==== Record list ====

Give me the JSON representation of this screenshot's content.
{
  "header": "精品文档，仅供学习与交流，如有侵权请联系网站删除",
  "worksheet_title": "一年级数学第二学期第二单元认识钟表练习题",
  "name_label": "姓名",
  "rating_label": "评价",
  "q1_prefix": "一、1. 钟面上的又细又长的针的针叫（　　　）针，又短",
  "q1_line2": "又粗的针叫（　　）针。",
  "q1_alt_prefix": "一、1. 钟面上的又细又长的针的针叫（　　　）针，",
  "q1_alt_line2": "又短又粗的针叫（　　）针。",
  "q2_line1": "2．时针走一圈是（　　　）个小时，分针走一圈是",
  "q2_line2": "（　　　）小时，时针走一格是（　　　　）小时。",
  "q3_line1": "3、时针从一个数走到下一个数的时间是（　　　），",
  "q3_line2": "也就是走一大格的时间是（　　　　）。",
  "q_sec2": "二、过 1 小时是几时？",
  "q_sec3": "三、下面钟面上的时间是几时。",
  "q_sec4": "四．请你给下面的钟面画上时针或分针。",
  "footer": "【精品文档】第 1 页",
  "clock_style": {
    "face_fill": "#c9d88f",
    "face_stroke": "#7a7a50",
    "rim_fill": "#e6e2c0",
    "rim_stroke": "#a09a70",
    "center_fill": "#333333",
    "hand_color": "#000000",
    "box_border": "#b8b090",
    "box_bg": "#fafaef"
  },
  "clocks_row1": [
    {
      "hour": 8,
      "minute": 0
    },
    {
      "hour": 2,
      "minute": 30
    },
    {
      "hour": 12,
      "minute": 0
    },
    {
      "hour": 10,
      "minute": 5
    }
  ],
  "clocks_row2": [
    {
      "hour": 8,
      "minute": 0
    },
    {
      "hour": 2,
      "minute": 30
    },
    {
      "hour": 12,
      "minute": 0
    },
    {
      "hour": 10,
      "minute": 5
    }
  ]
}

====

Retype all of the material, keeping each line exact.

■ Output for this task:
Give me the JSON representation of this screenshot's content.
{
  "header": "精品文档，仅供学习与交流，如有侵权请联系网站删除",
  "worksheet_title": "一年级数学第二学期第二单元认识钟表练习题",
  "name_label": "姓名",
  "rating_label": "评价",
  "q1_prefix": "一、1. 钟面上的又细又长的针的针叫（　　　）针，又短",
  "q1_line2": "又粗的针叫（　　）针。",
  "q1_alt_prefix": "一、1. 钟面上的又细又长的针的针叫（　　　）针，",
  "q1_alt_line2": "又短又粗的针叫（　　）针。",
  "q2_line1": "2．时针走一圈是（　　　）个小时，分针走一圈是",
  "q2_line2": "（　　　）小时，时针走一格是（　　　　）小时。",
  "q3_line1": "3、时针从一个数走到下一个数的时间是（　　　），",
  "q3_line2": "也就是走一大格的时间是（　　　　）。",
  "q_sec2": "二、过 1 小时是几时？",
  "q_sec3": "三、下面钟面上的时间是几时。",
  "q_sec4": "四．请你给下面的钟面画上时针或分针。",
  "footer": "【精品文档】第 1 页",
  "clock_style": {
    "face_fill": "#c9d88f",
    "face_stroke": "#7a7a50",
    "rim_fill": "#e6e2c0",
    "rim_stroke": "#a09a70",
    "center_fill": "#333333",
    "hand_color": "#000000",
    "box_border": "#b8b090",
    "box_bg": "#fafaef"
  },
  "clocks_row1": [
    {
      "hour": 8,
      "minute": 0
    },
    {
      "hour": 2,
      "minute": 30
    },
    {
      "hour": 12,
      "minute": 0
    },
    {
      "hour": 10,
      "minute": 5
    }
  ],
  "clocks_row2": [
    {
      "hour": 8,
      "minute": 0
    },
    {
      "hour": 2,
      "minute": 30
    },
    {
      "hour": 12,
      "minute": 0
    },
    {
      "hour": 10,
      "minute": 5
    }
  ]
}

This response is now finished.